Items listed in a dataset
-=-=-=-=-
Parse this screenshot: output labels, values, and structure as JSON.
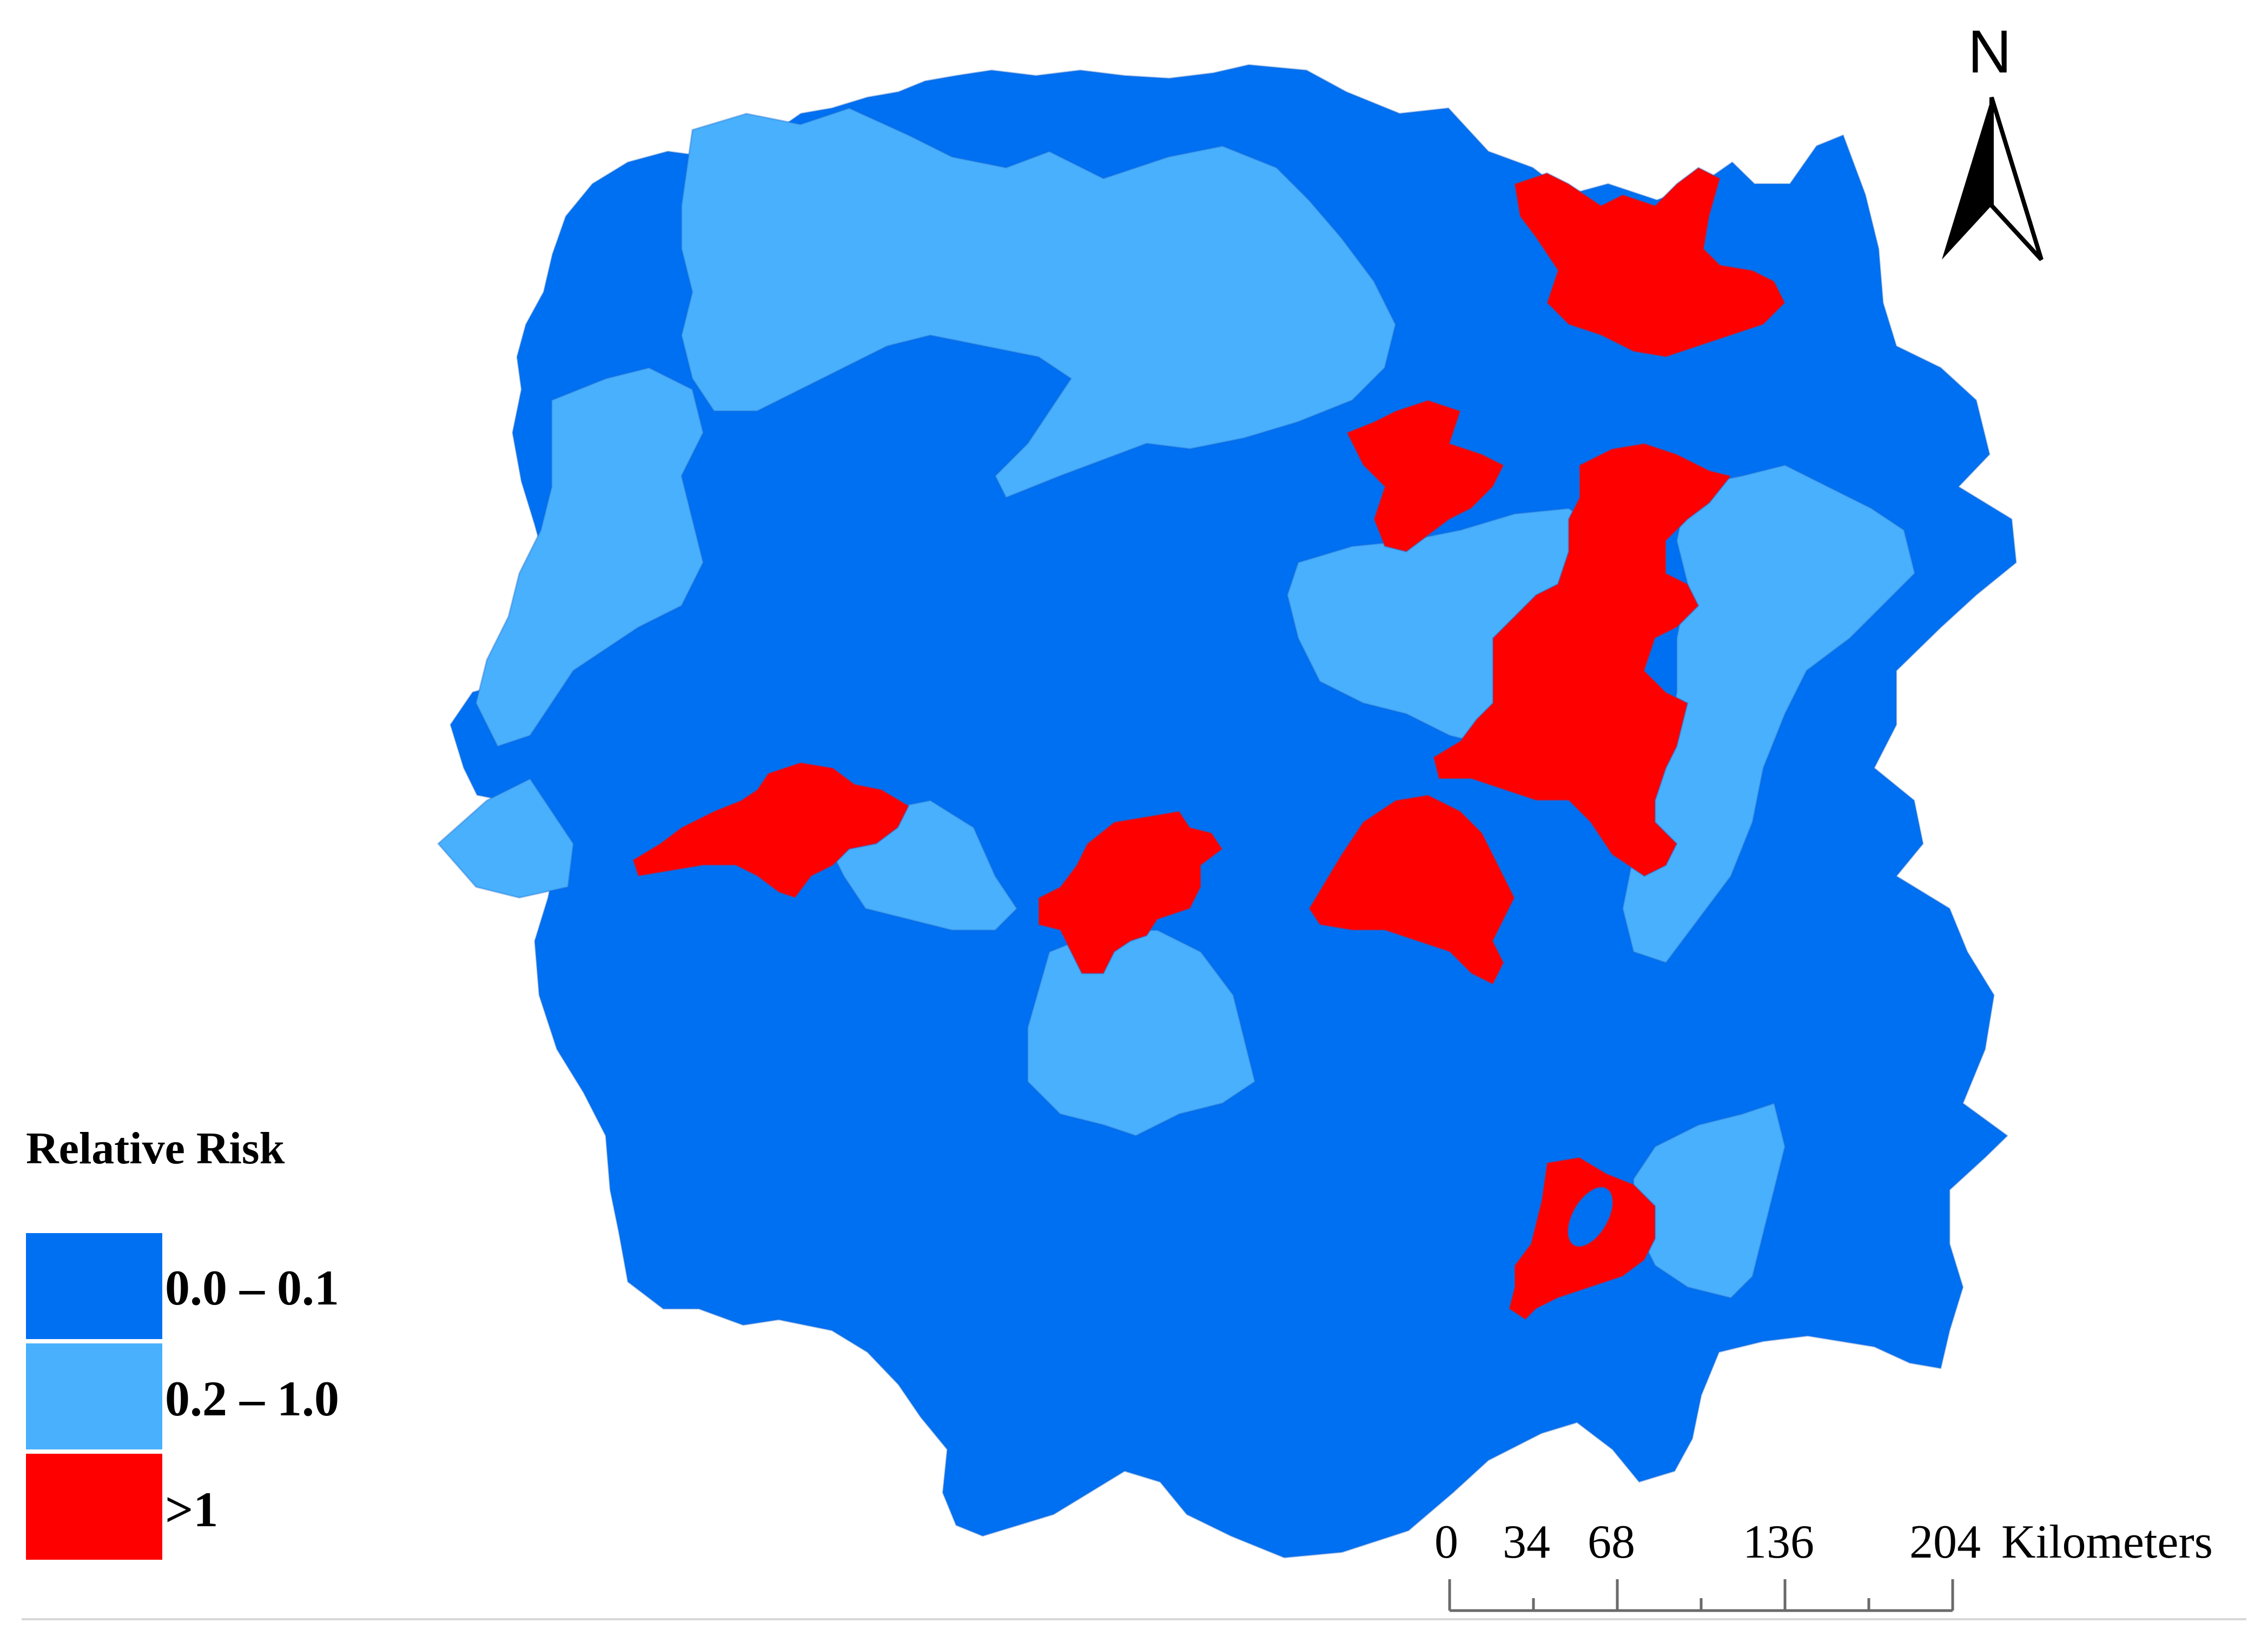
{
  "map": {
    "colors": {
      "low": "#0070f2",
      "mid": "#48b0fd",
      "high": "#ff0000",
      "border": "#1f66c9"
    }
  },
  "legend": {
    "title": "Relative Risk",
    "items": [
      {
        "label": "0.0 – 0.1",
        "color": "#0070f2"
      },
      {
        "label": "0.2 – 1.0",
        "color": "#48b0fd"
      },
      {
        "label": ">1",
        "color": "#ff0000"
      }
    ]
  },
  "north_arrow": {
    "label": "N"
  },
  "scale_bar": {
    "ticks": [
      "0",
      "34",
      "68",
      "136",
      "204"
    ],
    "unit": "Kilometers"
  }
}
-=-=-=-=-
Set task:
Print each entry shown above with exact wording and no pictures.

The response:
Parse this screenshot: output labels, values, and structure as JSON.
{
  "map": {
    "colors": {
      "low": "#0070f2",
      "mid": "#48b0fd",
      "high": "#ff0000",
      "border": "#1f66c9"
    }
  },
  "legend": {
    "title": "Relative Risk",
    "items": [
      {
        "label": "0.0 – 0.1",
        "color": "#0070f2"
      },
      {
        "label": "0.2 – 1.0",
        "color": "#48b0fd"
      },
      {
        "label": ">1",
        "color": "#ff0000"
      }
    ]
  },
  "north_arrow": {
    "label": "N"
  },
  "scale_bar": {
    "ticks": [
      "0",
      "34",
      "68",
      "136",
      "204"
    ],
    "unit": "Kilometers"
  }
}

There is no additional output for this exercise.